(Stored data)
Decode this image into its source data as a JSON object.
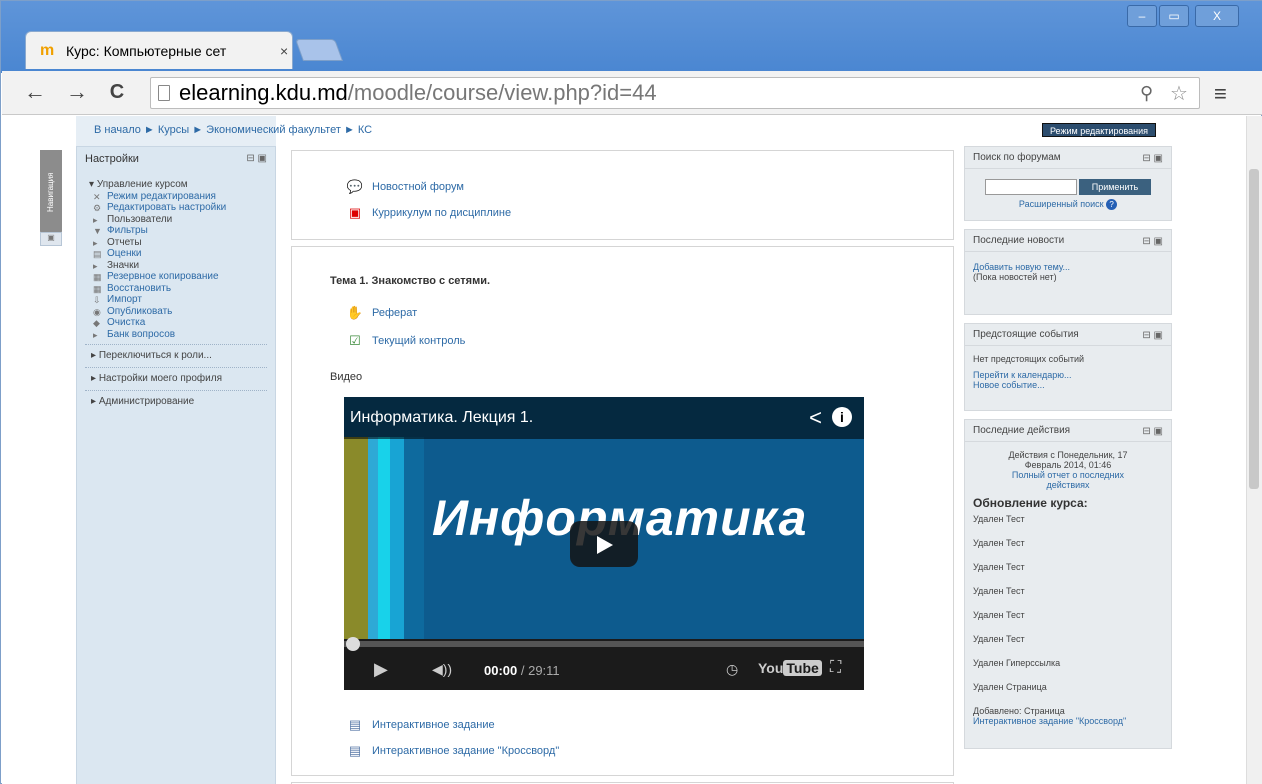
{
  "browser": {
    "tab_title": "Курс: Компьютерные сет",
    "tab_close": "×",
    "address_host": "elearning.kdu.md",
    "address_path": "/moodle/course/view.php?id=44",
    "back": "←",
    "forward": "→",
    "reload": "C",
    "win_min": "–",
    "win_max": "▭",
    "win_close": "X"
  },
  "breadcrumb": "В начало ► Курсы ► Экономический факультет ► КС",
  "edit_mode_button": "Режим редактирования",
  "nav_tab": "Навигация",
  "settings_block": {
    "title": "Настройки",
    "course_admin": "Управление курсом",
    "items": [
      {
        "label": "Режим редактирования",
        "link": true
      },
      {
        "label": "Редактировать настройки",
        "link": true
      },
      {
        "label": "Пользователи",
        "link": false
      },
      {
        "label": "Фильтры",
        "link": true
      },
      {
        "label": "Отчеты",
        "link": false
      },
      {
        "label": "Оценки",
        "link": true
      },
      {
        "label": "Значки",
        "link": false
      },
      {
        "label": "Резервное копирование",
        "link": true
      },
      {
        "label": "Восстановить",
        "link": true
      },
      {
        "label": "Импорт",
        "link": true
      },
      {
        "label": "Опубликовать",
        "link": true
      },
      {
        "label": "Очистка",
        "link": true
      },
      {
        "label": "Банк вопросов",
        "link": true
      }
    ],
    "switch_role": "Переключиться к роли...",
    "profile_settings": "Настройки моего профиля",
    "administration": "Администрирование"
  },
  "main": {
    "section0": {
      "news_forum": "Новостной форум",
      "curriculum": "Куррикулум по дисциплине"
    },
    "topic1": {
      "title": "Тема 1. Знакомство с сетями.",
      "essay": "Реферат",
      "control": "Текущий контроль",
      "video_label": "Видео",
      "video_title": "Информатика. Лекция 1.",
      "video_overlay": "Информатика",
      "time_current": "00:00",
      "time_total": "/ 29:11",
      "interactive1": "Интерактивное задание",
      "interactive2": "Интерактивное задание \"Кроссворд\""
    }
  },
  "right": {
    "forum_search": {
      "title": "Поиск по форумам",
      "apply": "Применить",
      "advanced": "Расширенный поиск"
    },
    "news": {
      "title": "Последние новости",
      "add": "Добавить новую тему...",
      "none": "(Пока новостей нет)"
    },
    "events": {
      "title": "Предстоящие события",
      "none": "Нет предстоящих событий",
      "calendar": "Перейти к календарю...",
      "new": "Новое событие..."
    },
    "activity": {
      "title": "Последние действия",
      "since": "Действия с Понедельник, 17 Февраль 2014, 01:46",
      "full_report": "Полный отчет о последних действиях",
      "updates_title": "Обновление курса:",
      "updates": [
        "Удален Тест",
        "Удален Тест",
        "Удален Тест",
        "Удален Тест",
        "Удален Тест",
        "Удален Тест",
        "Удален Гиперссылка",
        "Удален Страница",
        "Добавлено: Страница"
      ],
      "last_link": "Интерактивное задание \"Кроссворд\""
    }
  }
}
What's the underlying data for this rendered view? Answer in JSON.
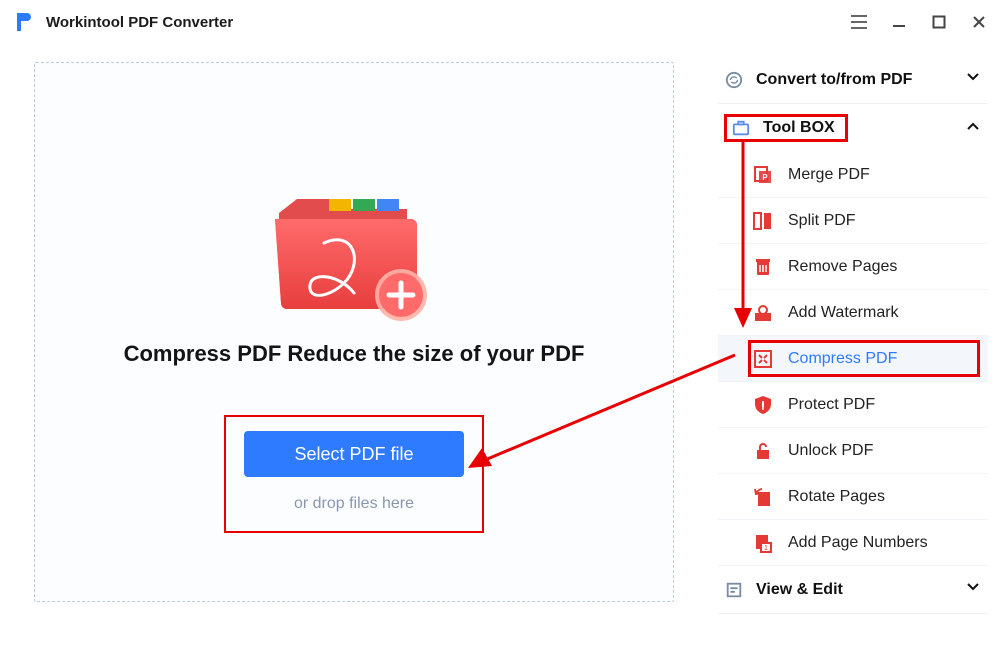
{
  "app": {
    "title": "Workintool PDF Converter"
  },
  "main": {
    "heading": "Compress PDF Reduce the size of your PDF",
    "select_button": "Select PDF file",
    "drop_hint": "or drop files here"
  },
  "sidebar": {
    "sections": {
      "convert": {
        "label": "Convert to/from PDF"
      },
      "toolbox": {
        "label": "Tool BOX"
      },
      "view_edit": {
        "label": "View & Edit"
      }
    },
    "tools": [
      {
        "id": "merge",
        "label": "Merge PDF"
      },
      {
        "id": "split",
        "label": "Split PDF"
      },
      {
        "id": "remove",
        "label": "Remove Pages"
      },
      {
        "id": "watermark",
        "label": "Add Watermark"
      },
      {
        "id": "compress",
        "label": "Compress PDF",
        "active": true
      },
      {
        "id": "protect",
        "label": "Protect PDF"
      },
      {
        "id": "unlock",
        "label": "Unlock PDF"
      },
      {
        "id": "rotate",
        "label": "Rotate Pages"
      },
      {
        "id": "pagenum",
        "label": "Add Page Numbers"
      }
    ]
  },
  "colors": {
    "accent": "#2F7BFF",
    "highlight": "#e80000"
  }
}
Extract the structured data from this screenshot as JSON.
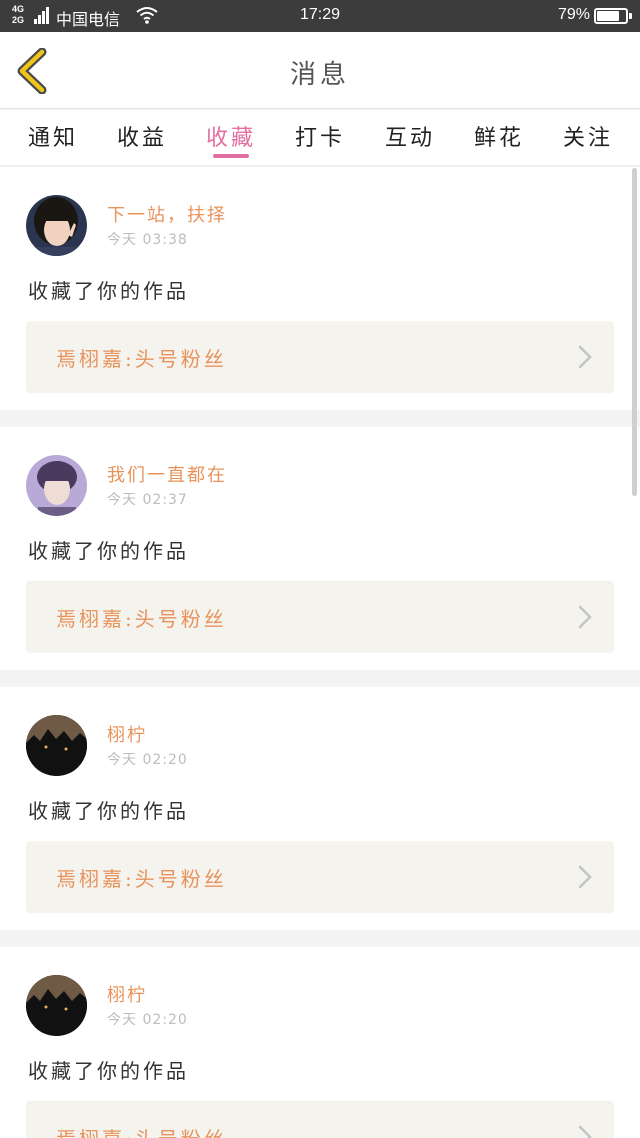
{
  "status_bar": {
    "network_top": "4G",
    "network_bottom": "2G",
    "carrier": "中国电信",
    "time": "17:29",
    "battery_percent": "79%",
    "battery_level": 0.79,
    "wifi_icon": "wifi-icon"
  },
  "header": {
    "title": "消息",
    "back_icon": "chevron-left-icon",
    "accent_color": "#f0c419"
  },
  "tabs": [
    {
      "label": "通知",
      "active": false
    },
    {
      "label": "收益",
      "active": false
    },
    {
      "label": "收藏",
      "active": true
    },
    {
      "label": "打卡",
      "active": false
    },
    {
      "label": "互动",
      "active": false
    },
    {
      "label": "鲜花",
      "active": false
    },
    {
      "label": "关注",
      "active": false
    }
  ],
  "colors": {
    "active_tab": "#e26fa1",
    "username": "#e8935c",
    "work_bg": "#f5f3ee"
  },
  "messages": [
    {
      "username": "下一站，扶择",
      "time": "今天 03:38",
      "action": "收藏了你的作品",
      "work_title": "焉栩嘉:头号粉丝"
    },
    {
      "username": "我们一直都在",
      "time": "今天 02:37",
      "action": "收藏了你的作品",
      "work_title": "焉栩嘉:头号粉丝"
    },
    {
      "username": "栩柠",
      "time": "今天 02:20",
      "action": "收藏了你的作品",
      "work_title": "焉栩嘉:头号粉丝"
    },
    {
      "username": "栩柠",
      "time": "今天 02:20",
      "action": "收藏了你的作品",
      "work_title": "焉栩嘉:头号粉丝"
    }
  ]
}
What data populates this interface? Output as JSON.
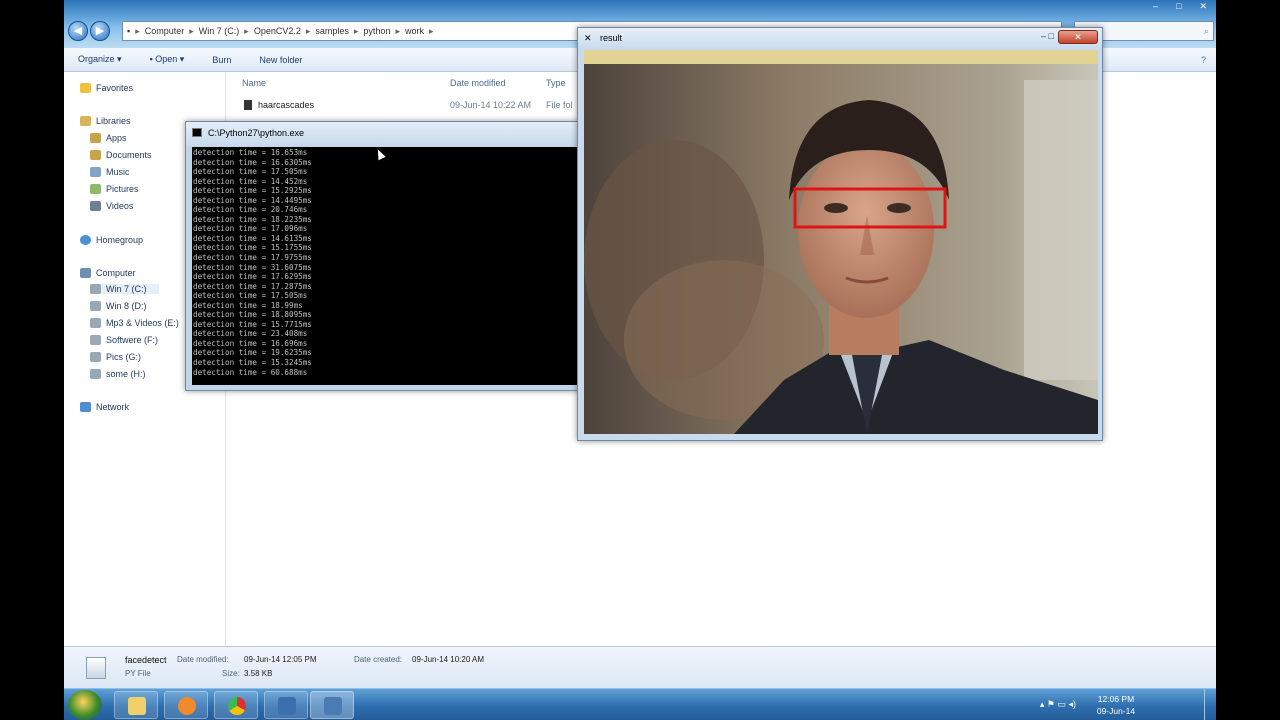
{
  "explorer": {
    "address_parts": [
      "Computer",
      "Win 7 (C:)",
      "OpenCV2.2",
      "samples",
      "python",
      "work"
    ],
    "toolbar": [
      "Organize",
      "Open",
      "Burn",
      "New folder"
    ],
    "nav": [
      {
        "label": "Favorites",
        "group": true
      },
      {
        "label": "Libraries",
        "group": true
      },
      {
        "label": "Apps"
      },
      {
        "label": "Documents"
      },
      {
        "label": "Music"
      },
      {
        "label": "Pictures"
      },
      {
        "label": "Videos"
      },
      {
        "label": "Homegroup",
        "group": true
      },
      {
        "label": "Computer",
        "group": true
      },
      {
        "label": "Win 7 (C:)",
        "selected": true
      },
      {
        "label": "Win 8 (D:)"
      },
      {
        "label": "Mp3 & Videos (E:)"
      },
      {
        "label": "Softwere (F:)"
      },
      {
        "label": "Pics (G:)"
      },
      {
        "label": "some (H:)"
      },
      {
        "label": "Network",
        "group": true
      }
    ],
    "columns": {
      "name": "Name",
      "date": "Date modified",
      "type": "Type"
    },
    "rows": [
      {
        "name": "haarcascades",
        "date": "09-Jun-14 10:22 AM",
        "type": "File fol"
      }
    ],
    "details": {
      "filename": "facedetect",
      "filetype": "PY File",
      "modified_label": "Date modified:",
      "modified_value": "09-Jun-14 12:05 PM",
      "created_label": "Date created:",
      "created_value": "09-Jun-14 10:20 AM",
      "size_label": "Size:",
      "size_value": "3.58 KB"
    }
  },
  "console": {
    "title": "C:\\Python27\\python.exe",
    "lines": [
      "detection time = 16.653ms",
      "detection time = 16.6305ms",
      "detection time = 17.505ms",
      "detection time = 14.452ms",
      "detection time = 15.2925ms",
      "detection time = 14.4495ms",
      "detection time = 20.746ms",
      "detection time = 18.2235ms",
      "detection time = 17.096ms",
      "detection time = 14.6135ms",
      "detection time = 15.1755ms",
      "detection time = 17.9755ms",
      "detection time = 31.6075ms",
      "detection time = 17.6295ms",
      "detection time = 17.2875ms",
      "detection time = 17.505ms",
      "detection time = 18.99ms",
      "detection time = 18.8095ms",
      "detection time = 15.7715ms",
      "detection time = 23.408ms",
      "detection time = 16.696ms",
      "detection time = 19.6235ms",
      "detection time = 15.3245ms",
      "detection time = 60.688ms"
    ]
  },
  "result_window": {
    "title": "result"
  },
  "taskbar": {
    "time": "12:06 PM",
    "date": "09-Jun-14"
  }
}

[DIRECTIVE]:
For each line of the entries that includes "Pages", show that line.

[SOLUTION]:
        "label": "Remove Pages"
        "label": "Rotate Pages"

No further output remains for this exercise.